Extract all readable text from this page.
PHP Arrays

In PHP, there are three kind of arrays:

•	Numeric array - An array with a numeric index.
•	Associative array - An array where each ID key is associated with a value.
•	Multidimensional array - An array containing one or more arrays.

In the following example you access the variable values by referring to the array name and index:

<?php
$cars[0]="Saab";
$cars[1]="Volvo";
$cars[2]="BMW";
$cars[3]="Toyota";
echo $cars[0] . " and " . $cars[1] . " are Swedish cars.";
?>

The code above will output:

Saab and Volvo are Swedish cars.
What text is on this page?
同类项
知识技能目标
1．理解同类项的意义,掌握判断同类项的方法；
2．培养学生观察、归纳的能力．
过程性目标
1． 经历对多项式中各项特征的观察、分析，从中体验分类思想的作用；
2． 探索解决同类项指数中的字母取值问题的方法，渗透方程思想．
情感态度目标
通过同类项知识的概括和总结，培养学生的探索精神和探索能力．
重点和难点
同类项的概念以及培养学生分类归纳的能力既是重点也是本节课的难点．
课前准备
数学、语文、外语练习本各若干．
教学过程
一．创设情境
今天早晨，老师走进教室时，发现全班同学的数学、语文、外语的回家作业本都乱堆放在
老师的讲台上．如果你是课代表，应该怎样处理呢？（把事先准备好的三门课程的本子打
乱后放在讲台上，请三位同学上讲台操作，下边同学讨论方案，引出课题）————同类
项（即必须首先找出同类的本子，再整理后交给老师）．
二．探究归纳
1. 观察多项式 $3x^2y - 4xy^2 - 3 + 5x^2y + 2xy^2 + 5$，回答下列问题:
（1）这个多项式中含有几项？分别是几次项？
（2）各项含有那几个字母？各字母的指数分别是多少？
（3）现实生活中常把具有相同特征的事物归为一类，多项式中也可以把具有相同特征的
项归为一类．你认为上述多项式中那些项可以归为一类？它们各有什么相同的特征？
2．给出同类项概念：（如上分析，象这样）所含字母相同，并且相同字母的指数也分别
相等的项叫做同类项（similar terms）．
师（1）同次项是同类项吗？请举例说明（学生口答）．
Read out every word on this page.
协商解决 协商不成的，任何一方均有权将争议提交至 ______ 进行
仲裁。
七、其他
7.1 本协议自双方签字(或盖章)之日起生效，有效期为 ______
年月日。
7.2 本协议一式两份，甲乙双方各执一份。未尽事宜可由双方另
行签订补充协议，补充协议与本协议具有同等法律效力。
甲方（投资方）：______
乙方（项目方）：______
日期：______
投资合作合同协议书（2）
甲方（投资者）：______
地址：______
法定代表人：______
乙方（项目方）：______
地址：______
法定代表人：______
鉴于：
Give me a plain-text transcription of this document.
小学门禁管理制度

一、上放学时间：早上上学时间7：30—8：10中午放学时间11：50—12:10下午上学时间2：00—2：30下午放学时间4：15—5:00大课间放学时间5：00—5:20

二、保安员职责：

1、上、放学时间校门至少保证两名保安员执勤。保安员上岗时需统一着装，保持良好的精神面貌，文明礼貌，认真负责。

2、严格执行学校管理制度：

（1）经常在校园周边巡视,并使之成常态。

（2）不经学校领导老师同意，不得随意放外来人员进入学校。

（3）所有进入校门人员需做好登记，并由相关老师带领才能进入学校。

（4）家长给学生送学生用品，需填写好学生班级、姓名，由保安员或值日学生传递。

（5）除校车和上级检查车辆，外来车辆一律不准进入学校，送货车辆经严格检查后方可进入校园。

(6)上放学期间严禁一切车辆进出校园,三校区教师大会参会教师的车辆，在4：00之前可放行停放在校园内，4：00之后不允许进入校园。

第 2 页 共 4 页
-=-=-=-=-
Give only the number of lines in the data that include the string "page".

### ANSWER
3